• SET TASK:
The data below must be copied in full and without any change.

Data entries
....

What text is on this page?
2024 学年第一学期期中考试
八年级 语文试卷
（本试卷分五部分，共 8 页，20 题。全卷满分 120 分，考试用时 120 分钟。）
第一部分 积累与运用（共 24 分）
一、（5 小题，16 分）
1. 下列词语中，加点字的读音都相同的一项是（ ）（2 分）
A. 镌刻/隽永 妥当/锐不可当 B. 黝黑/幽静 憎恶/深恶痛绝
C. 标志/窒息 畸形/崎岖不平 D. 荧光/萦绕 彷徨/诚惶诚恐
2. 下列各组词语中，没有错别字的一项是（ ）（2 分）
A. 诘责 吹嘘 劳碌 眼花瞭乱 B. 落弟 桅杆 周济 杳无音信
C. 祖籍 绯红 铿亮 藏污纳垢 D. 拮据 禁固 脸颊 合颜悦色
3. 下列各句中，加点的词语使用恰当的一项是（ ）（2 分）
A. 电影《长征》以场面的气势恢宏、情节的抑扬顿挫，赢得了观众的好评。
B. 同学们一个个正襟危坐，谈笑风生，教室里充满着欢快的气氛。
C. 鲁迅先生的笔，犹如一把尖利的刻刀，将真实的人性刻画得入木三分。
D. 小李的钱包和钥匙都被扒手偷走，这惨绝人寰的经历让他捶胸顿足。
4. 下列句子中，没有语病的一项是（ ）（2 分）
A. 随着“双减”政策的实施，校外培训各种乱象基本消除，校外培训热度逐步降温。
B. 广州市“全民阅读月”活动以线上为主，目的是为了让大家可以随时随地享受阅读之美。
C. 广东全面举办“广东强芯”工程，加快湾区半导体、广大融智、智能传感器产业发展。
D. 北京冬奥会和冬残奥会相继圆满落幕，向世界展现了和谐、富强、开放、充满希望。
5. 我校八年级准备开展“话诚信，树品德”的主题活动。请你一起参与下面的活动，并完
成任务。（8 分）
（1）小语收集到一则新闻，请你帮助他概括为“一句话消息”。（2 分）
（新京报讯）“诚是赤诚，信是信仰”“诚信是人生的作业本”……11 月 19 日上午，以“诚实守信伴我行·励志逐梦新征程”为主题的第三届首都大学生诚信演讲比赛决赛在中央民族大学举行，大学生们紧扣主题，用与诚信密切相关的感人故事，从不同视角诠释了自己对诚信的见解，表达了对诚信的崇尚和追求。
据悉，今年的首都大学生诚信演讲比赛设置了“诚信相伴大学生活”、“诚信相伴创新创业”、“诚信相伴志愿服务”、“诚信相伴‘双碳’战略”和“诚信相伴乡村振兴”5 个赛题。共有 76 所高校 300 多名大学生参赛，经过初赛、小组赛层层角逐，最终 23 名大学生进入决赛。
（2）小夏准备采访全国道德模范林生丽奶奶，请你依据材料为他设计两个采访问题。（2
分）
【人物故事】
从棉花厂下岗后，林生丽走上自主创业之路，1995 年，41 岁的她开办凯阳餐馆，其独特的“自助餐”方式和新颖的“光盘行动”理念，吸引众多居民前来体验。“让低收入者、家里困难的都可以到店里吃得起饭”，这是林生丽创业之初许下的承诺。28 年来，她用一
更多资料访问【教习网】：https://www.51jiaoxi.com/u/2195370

....

• SOLUTION FOR THIS PROBLEM:
What text is on this page?
2024 学年第一学期期中考试
八年级 语文试卷
（本试卷分五部分，共 8 页，20 题。全卷满分 120 分，考试用时 120 分钟。）
第一部分 积累与运用（共 24 分）
一、（5 小题，16 分）
1. 下列词语中，加点字的读音都相同的一项是（ ）（2 分）
A. 镌刻/隽永 妥当/锐不可当 B. 黝黑/幽静 憎恶/深恶痛绝
C. 标志/窒息 畸形/崎岖不平 D. 荧光/萦绕 彷徨/诚惶诚恐
2. 下列各组词语中，没有错别字的一项是（ ）（2 分）
A. 诘责 吹嘘 劳碌 眼花瞭乱 B. 落弟 桅杆 周济 杳无音信
C. 祖籍 绯红 铿亮 藏污纳垢 D. 拮据 禁固 脸颊 合颜悦色
3. 下列各句中，加点的词语使用恰当的一项是（ ）（2 分）
A. 电影《长征》以场面的气势恢宏、情节的抑扬顿挫，赢得了观众的好评。
B. 同学们一个个正襟危坐，谈笑风生，教室里充满着欢快的气氛。
C. 鲁迅先生的笔，犹如一把尖利的刻刀，将真实的人性刻画得入木三分。
D. 小李的钱包和钥匙都被扒手偷走，这惨绝人寰的经历让他捶胸顿足。
4. 下列句子中，没有语病的一项是（ ）（2 分）
A. 随着“双减”政策的实施，校外培训各种乱象基本消除，校外培训热度逐步降温。
B. 广州市“全民阅读月”活动以线上为主，目的是为了让大家可以随时随地享受阅读之美。
C. 广东全面举办“广东强芯”工程，加快湾区半导体、广大融智、智能传感器产业发展。
D. 北京冬奥会和冬残奥会相继圆满落幕，向世界展现了和谐、富强、开放、充满希望。
5. 我校八年级准备开展“话诚信，树品德”的主题活动。请你一起参与下面的活动，并完
成任务。（8 分）
（1）小语收集到一则新闻，请你帮助他概括为“一句话消息”。（2 分）
（新京报讯）“诚是赤诚，信是信仰”“诚信是人生的作业本”……11 月 19 日上午，以“诚实守信伴我行·励志逐梦新征程”为主题的第三届首都大学生诚信演讲比赛决赛在中央民族大学举行，大学生们紧扣主题，用与诚信密切相关的感人故事，从不同视角诠释了自己对诚信的见解，表达了对诚信的崇尚和追求。
据悉，今年的首都大学生诚信演讲比赛设置了“诚信相伴大学生活”、“诚信相伴创新创业”、“诚信相伴志愿服务”、“诚信相伴‘双碳’战略”和“诚信相伴乡村振兴”5 个赛题。共有 76 所高校 300 多名大学生参赛，经过初赛、小组赛层层角逐，最终 23 名大学生进入决赛。
（2）小夏准备采访全国道德模范林生丽奶奶，请你依据材料为他设计两个采访问题。（2
分）
【人物故事】
从棉花厂下岗后，林生丽走上自主创业之路，1995 年，41 岁的她开办凯阳餐馆，其独特的“自助餐”方式和新颖的“光盘行动”理念，吸引众多居民前来体验。“让低收入者、家里困难的都可以到店里吃得起饭”，这是林生丽创业之初许下的承诺。28 年来，她用一
更多资料访问【教习网】：https://www.51jiaoxi.com/u/2195370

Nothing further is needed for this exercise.